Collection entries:
++++

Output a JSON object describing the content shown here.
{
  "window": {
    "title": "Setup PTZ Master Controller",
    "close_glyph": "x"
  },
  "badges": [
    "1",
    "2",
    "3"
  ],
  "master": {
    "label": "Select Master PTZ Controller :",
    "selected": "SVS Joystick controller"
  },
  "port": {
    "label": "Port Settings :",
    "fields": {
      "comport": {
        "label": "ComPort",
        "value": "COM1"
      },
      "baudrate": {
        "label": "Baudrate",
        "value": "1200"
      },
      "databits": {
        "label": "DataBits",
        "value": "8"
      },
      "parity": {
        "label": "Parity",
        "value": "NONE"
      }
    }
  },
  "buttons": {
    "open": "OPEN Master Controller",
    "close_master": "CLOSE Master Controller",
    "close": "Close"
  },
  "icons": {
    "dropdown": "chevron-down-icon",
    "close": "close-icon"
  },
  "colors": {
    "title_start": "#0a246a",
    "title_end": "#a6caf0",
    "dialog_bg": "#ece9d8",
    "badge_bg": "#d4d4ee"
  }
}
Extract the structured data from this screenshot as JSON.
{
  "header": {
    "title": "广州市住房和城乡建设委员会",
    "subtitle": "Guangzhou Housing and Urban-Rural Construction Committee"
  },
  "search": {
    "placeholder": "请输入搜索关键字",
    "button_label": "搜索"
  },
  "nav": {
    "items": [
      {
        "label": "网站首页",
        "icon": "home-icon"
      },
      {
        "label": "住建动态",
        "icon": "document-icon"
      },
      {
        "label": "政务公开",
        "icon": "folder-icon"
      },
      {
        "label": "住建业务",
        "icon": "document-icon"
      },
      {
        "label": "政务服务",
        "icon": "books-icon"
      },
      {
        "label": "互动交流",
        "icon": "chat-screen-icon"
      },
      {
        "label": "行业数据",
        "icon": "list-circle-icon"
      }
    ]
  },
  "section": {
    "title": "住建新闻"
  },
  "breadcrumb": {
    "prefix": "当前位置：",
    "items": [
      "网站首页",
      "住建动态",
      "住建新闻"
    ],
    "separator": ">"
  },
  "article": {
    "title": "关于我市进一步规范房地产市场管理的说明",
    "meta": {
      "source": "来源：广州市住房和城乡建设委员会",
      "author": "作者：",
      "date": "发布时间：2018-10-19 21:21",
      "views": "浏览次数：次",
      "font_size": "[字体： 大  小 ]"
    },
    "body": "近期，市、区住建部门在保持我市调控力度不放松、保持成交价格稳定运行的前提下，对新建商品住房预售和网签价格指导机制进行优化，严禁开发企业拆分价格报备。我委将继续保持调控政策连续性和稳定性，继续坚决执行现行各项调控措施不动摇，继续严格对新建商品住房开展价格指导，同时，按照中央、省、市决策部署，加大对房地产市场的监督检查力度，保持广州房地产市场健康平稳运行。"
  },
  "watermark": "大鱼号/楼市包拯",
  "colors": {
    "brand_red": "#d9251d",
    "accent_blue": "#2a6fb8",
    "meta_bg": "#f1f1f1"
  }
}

++++

EXERCISE INSTRUCTIONS:
Extract the complete data, matching each line exactly.

ANSWER:
Output a JSON object describing the content shown here.
{
  "window": {
    "title": "Setup PTZ Master Controller",
    "close_glyph": "x"
  },
  "badges": [
    "1",
    "2",
    "3"
  ],
  "master": {
    "label": "Select Master PTZ Controller :",
    "selected": "SVS Joystick controller"
  },
  "port": {
    "label": "Port Settings :",
    "fields": {
      "comport": {
        "label": "ComPort",
        "value": "COM1"
      },
      "baudrate": {
        "label": "Baudrate",
        "value": "1200"
      },
      "databits": {
        "label": "DataBits",
        "value": "8"
      },
      "parity": {
        "label": "Parity",
        "value": "NONE"
      }
    }
  },
  "buttons": {
    "open": "OPEN Master Controller",
    "close_master": "CLOSE Master Controller",
    "close": "Close"
  },
  "icons": {
    "dropdown": "chevron-down-icon",
    "close": "close-icon"
  },
  "colors": {
    "title_start": "#0a246a",
    "title_end": "#a6caf0",
    "dialog_bg": "#ece9d8",
    "badge_bg": "#d4d4ee"
  }
}
Extract the structured data from this screenshot as JSON.
{
  "header": {
    "title": "广州市住房和城乡建设委员会",
    "subtitle": "Guangzhou Housing and Urban-Rural Construction Committee"
  },
  "search": {
    "placeholder": "请输入搜索关键字",
    "button_label": "搜索"
  },
  "nav": {
    "items": [
      {
        "label": "网站首页",
        "icon": "home-icon"
      },
      {
        "label": "住建动态",
        "icon": "document-icon"
      },
      {
        "label": "政务公开",
        "icon": "folder-icon"
      },
      {
        "label": "住建业务",
        "icon": "document-icon"
      },
      {
        "label": "政务服务",
        "icon": "books-icon"
      },
      {
        "label": "互动交流",
        "icon": "chat-screen-icon"
      },
      {
        "label": "行业数据",
        "icon": "list-circle-icon"
      }
    ]
  },
  "section": {
    "title": "住建新闻"
  },
  "breadcrumb": {
    "prefix": "当前位置：",
    "items": [
      "网站首页",
      "住建动态",
      "住建新闻"
    ],
    "separator": ">"
  },
  "article": {
    "title": "关于我市进一步规范房地产市场管理的说明",
    "meta": {
      "source": "来源：广州市住房和城乡建设委员会",
      "author": "作者：",
      "date": "发布时间：2018-10-19 21:21",
      "views": "浏览次数：次",
      "font_size": "[字体： 大  小 ]"
    },
    "body": "近期，市、区住建部门在保持我市调控力度不放松、保持成交价格稳定运行的前提下，对新建商品住房预售和网签价格指导机制进行优化，严禁开发企业拆分价格报备。我委将继续保持调控政策连续性和稳定性，继续坚决执行现行各项调控措施不动摇，继续严格对新建商品住房开展价格指导，同时，按照中央、省、市决策部署，加大对房地产市场的监督检查力度，保持广州房地产市场健康平稳运行。"
  },
  "watermark": "大鱼号/楼市包拯",
  "colors": {
    "brand_red": "#d9251d",
    "accent_blue": "#2a6fb8",
    "meta_bg": "#f1f1f1"
  }
}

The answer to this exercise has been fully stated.